• **PROVIDED MATERIAL**
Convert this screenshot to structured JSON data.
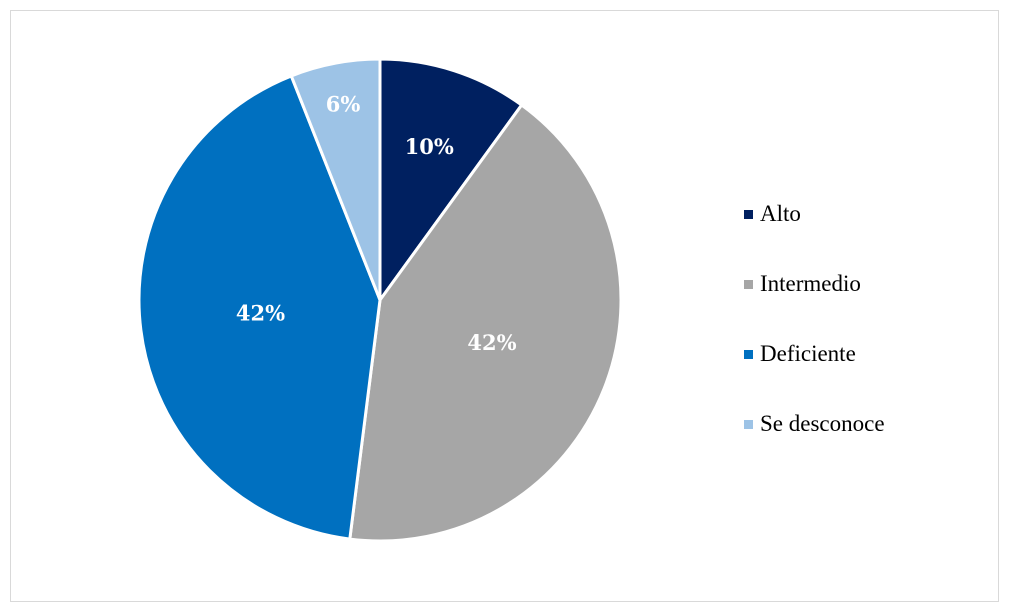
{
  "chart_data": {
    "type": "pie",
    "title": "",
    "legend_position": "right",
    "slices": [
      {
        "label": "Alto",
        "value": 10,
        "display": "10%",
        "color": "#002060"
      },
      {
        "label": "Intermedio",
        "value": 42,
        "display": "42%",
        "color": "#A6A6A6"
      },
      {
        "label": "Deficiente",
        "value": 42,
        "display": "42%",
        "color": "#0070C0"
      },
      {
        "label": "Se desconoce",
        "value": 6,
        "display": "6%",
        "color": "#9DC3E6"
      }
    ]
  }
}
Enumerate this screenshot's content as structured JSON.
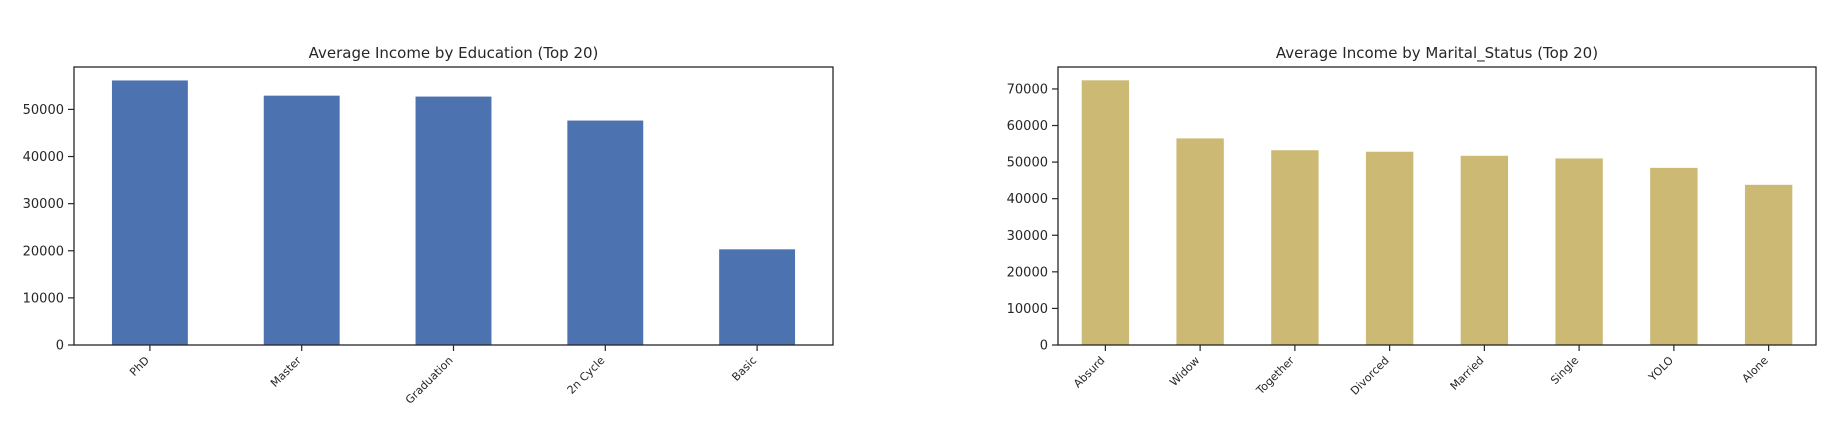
* * *
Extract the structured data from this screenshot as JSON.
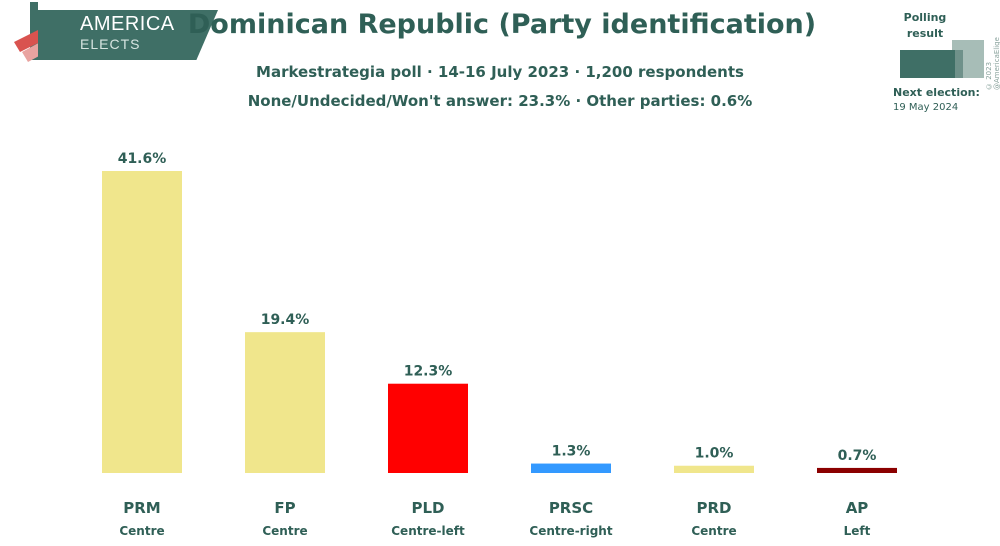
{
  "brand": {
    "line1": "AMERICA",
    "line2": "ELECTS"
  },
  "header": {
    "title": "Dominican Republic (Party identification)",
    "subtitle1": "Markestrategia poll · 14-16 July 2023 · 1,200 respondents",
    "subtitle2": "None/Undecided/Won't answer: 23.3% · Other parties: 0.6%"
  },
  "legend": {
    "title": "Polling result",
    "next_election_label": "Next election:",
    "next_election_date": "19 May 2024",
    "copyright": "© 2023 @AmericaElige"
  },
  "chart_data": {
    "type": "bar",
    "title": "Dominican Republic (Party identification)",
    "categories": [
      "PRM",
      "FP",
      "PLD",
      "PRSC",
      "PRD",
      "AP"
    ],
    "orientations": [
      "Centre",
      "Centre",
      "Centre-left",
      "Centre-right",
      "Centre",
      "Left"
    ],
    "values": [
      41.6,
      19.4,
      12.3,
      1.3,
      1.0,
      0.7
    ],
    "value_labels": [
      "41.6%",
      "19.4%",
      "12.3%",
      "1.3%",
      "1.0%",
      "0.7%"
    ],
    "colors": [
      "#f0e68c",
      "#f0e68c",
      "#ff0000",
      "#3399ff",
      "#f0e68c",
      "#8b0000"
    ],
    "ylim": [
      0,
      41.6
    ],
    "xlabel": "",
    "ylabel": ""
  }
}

• **AIM**
Starting at the line containing "Convert this screenshot" and ending at the line containing "Enumerate this screenshot's", copy those lines exactly, both included, and nothing more. Leave out any picture.

• **RESULT OF THIS EXERCISE**
Convert this screenshot to structured JSON data.
{
  "chart_data": {
    "type": "pie",
    "title": "",
    "legend_position": "right",
    "slices": [
      {
        "label": "Alto",
        "value": 10,
        "display": "10%",
        "color": "#002060"
      },
      {
        "label": "Intermedio",
        "value": 42,
        "display": "42%",
        "color": "#A6A6A6"
      },
      {
        "label": "Deficiente",
        "value": 42,
        "display": "42%",
        "color": "#0070C0"
      },
      {
        "label": "Se desconoce",
        "value": 6,
        "display": "6%",
        "color": "#9DC3E6"
      }
    ]
  }
}
Enumerate this screenshot's content as structured JSON.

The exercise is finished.